**Entries from a dataset**

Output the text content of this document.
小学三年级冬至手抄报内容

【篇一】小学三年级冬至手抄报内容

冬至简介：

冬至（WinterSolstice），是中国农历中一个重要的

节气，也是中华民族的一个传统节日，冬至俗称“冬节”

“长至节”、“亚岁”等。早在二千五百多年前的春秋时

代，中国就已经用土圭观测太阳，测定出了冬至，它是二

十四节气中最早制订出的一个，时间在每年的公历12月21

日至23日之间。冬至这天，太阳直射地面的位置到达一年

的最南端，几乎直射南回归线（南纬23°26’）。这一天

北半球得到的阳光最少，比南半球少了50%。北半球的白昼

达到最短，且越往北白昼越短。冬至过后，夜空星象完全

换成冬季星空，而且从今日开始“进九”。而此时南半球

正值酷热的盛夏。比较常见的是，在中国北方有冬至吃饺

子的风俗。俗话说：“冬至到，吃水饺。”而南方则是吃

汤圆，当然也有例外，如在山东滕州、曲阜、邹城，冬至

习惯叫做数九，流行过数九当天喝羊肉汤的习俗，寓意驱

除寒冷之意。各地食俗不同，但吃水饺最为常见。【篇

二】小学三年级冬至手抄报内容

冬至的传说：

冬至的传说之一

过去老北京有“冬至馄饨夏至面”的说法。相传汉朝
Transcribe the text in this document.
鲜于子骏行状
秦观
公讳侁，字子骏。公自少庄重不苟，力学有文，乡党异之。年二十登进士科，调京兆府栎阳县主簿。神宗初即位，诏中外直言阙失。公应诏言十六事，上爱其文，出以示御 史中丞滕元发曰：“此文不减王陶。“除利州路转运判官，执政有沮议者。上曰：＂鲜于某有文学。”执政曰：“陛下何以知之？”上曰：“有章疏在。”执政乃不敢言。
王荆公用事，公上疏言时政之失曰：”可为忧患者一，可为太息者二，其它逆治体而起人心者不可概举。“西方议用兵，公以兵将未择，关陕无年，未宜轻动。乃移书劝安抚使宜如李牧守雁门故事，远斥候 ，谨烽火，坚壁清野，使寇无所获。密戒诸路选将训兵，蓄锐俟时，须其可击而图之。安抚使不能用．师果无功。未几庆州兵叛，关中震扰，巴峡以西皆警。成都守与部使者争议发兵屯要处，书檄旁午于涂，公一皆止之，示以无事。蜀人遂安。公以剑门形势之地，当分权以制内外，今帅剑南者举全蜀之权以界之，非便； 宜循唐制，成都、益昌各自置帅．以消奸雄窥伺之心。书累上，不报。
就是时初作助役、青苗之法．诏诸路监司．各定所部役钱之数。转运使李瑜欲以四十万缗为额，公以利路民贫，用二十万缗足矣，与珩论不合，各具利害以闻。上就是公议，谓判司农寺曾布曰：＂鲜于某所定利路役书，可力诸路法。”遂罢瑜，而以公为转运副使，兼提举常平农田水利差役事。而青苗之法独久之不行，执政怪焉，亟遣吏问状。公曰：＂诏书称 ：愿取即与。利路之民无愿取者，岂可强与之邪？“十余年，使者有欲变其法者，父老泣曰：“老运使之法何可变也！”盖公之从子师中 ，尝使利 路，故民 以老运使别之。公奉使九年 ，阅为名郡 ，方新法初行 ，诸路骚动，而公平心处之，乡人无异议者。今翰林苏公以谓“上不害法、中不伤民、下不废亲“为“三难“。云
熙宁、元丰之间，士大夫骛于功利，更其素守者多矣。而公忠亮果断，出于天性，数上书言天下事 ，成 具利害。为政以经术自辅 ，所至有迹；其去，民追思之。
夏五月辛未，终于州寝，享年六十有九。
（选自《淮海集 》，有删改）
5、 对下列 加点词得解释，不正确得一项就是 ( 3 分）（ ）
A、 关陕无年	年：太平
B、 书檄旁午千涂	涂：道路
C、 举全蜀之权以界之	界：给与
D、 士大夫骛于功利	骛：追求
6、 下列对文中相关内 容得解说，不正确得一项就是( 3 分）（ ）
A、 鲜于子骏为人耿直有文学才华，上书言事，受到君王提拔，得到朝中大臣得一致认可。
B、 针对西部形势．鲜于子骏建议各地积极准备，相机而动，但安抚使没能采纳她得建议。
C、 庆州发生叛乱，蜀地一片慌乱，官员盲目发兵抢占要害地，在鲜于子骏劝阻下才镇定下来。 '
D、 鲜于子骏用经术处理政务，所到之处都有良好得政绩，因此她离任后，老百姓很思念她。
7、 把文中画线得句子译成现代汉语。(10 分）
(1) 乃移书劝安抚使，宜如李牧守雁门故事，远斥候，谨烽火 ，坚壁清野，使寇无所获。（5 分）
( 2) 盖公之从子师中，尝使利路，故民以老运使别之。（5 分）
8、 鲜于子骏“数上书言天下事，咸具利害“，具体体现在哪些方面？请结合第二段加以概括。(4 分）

**TASK TO COMPLETE**
Repeat all of the records above exactly as they appear.

**RESPONSE TO THIS EXERCISE**
Output the text content of this document.
小学三年级冬至手抄报内容

【篇一】小学三年级冬至手抄报内容

冬至简介：

冬至（WinterSolstice），是中国农历中一个重要的

节气，也是中华民族的一个传统节日，冬至俗称“冬节”

“长至节”、“亚岁”等。早在二千五百多年前的春秋时

代，中国就已经用土圭观测太阳，测定出了冬至，它是二

十四节气中最早制订出的一个，时间在每年的公历12月21

日至23日之间。冬至这天，太阳直射地面的位置到达一年

的最南端，几乎直射南回归线（南纬23°26’）。这一天

北半球得到的阳光最少，比南半球少了50%。北半球的白昼

达到最短，且越往北白昼越短。冬至过后，夜空星象完全

换成冬季星空，而且从今日开始“进九”。而此时南半球

正值酷热的盛夏。比较常见的是，在中国北方有冬至吃饺

子的风俗。俗话说：“冬至到，吃水饺。”而南方则是吃

汤圆，当然也有例外，如在山东滕州、曲阜、邹城，冬至

习惯叫做数九，流行过数九当天喝羊肉汤的习俗，寓意驱

除寒冷之意。各地食俗不同，但吃水饺最为常见。【篇

二】小学三年级冬至手抄报内容

冬至的传说：

冬至的传说之一

过去老北京有“冬至馄饨夏至面”的说法。相传汉朝
Transcribe the text in this document.
鲜于子骏行状
秦观
公讳侁，字子骏。公自少庄重不苟，力学有文，乡党异之。年二十登进士科，调京兆府栎阳县主簿。神宗初即位，诏中外直言阙失。公应诏言十六事，上爱其文，出以示御 史中丞滕元发曰：“此文不减王陶。“除利州路转运判官，执政有沮议者。上曰：＂鲜于某有文学。”执政曰：“陛下何以知之？”上曰：“有章疏在。”执政乃不敢言。
王荆公用事，公上疏言时政之失曰：”可为忧患者一，可为太息者二，其它逆治体而起人心者不可概举。“西方议用兵，公以兵将未择，关陕无年，未宜轻动。乃移书劝安抚使宜如李牧守雁门故事，远斥候 ，谨烽火，坚壁清野，使寇无所获。密戒诸路选将训兵，蓄锐俟时，须其可击而图之。安抚使不能用．师果无功。未几庆州兵叛，关中震扰，巴峡以西皆警。成都守与部使者争议发兵屯要处，书檄旁午于涂，公一皆止之，示以无事。蜀人遂安。公以剑门形势之地，当分权以制内外，今帅剑南者举全蜀之权以界之，非便； 宜循唐制，成都、益昌各自置帅．以消奸雄窥伺之心。书累上，不报。
就是时初作助役、青苗之法．诏诸路监司．各定所部役钱之数。转运使李瑜欲以四十万缗为额，公以利路民贫，用二十万缗足矣，与珩论不合，各具利害以闻。上就是公议，谓判司农寺曾布曰：＂鲜于某所定利路役书，可力诸路法。”遂罢瑜，而以公为转运副使，兼提举常平农田水利差役事。而青苗之法独久之不行，执政怪焉，亟遣吏问状。公曰：＂诏书称 ：愿取即与。利路之民无愿取者，岂可强与之邪？“十余年，使者有欲变其法者，父老泣曰：“老运使之法何可变也！”盖公之从子师中 ，尝使利 路，故民 以老运使别之。公奉使九年 ，阅为名郡 ，方新法初行 ，诸路骚动，而公平心处之，乡人无异议者。今翰林苏公以谓“上不害法、中不伤民、下不废亲“为“三难“。云
熙宁、元丰之间，士大夫骛于功利，更其素守者多矣。而公忠亮果断，出于天性，数上书言天下事 ，成 具利害。为政以经术自辅 ，所至有迹；其去，民追思之。
夏五月辛未，终于州寝，享年六十有九。
（选自《淮海集 》，有删改）
5、 对下列 加点词得解释，不正确得一项就是 ( 3 分）（ ）
A、 关陕无年	年：太平
B、 书檄旁午千涂	涂：道路
C、 举全蜀之权以界之	界：给与
D、 士大夫骛于功利	骛：追求
6、 下列对文中相关内 容得解说，不正确得一项就是( 3 分）（ ）
A、 鲜于子骏为人耿直有文学才华，上书言事，受到君王提拔，得到朝中大臣得一致认可。
B、 针对西部形势．鲜于子骏建议各地积极准备，相机而动，但安抚使没能采纳她得建议。
C、 庆州发生叛乱，蜀地一片慌乱，官员盲目发兵抢占要害地，在鲜于子骏劝阻下才镇定下来。 '
D、 鲜于子骏用经术处理政务，所到之处都有良好得政绩，因此她离任后，老百姓很思念她。
7、 把文中画线得句子译成现代汉语。(10 分）
(1) 乃移书劝安抚使，宜如李牧守雁门故事，远斥候，谨烽火 ，坚壁清野，使寇无所获。（5 分）
( 2) 盖公之从子师中，尝使利路，故民以老运使别之。（5 分）
8、 鲜于子骏“数上书言天下事，咸具利害“，具体体现在哪些方面？请结合第二段加以概括。(4 分）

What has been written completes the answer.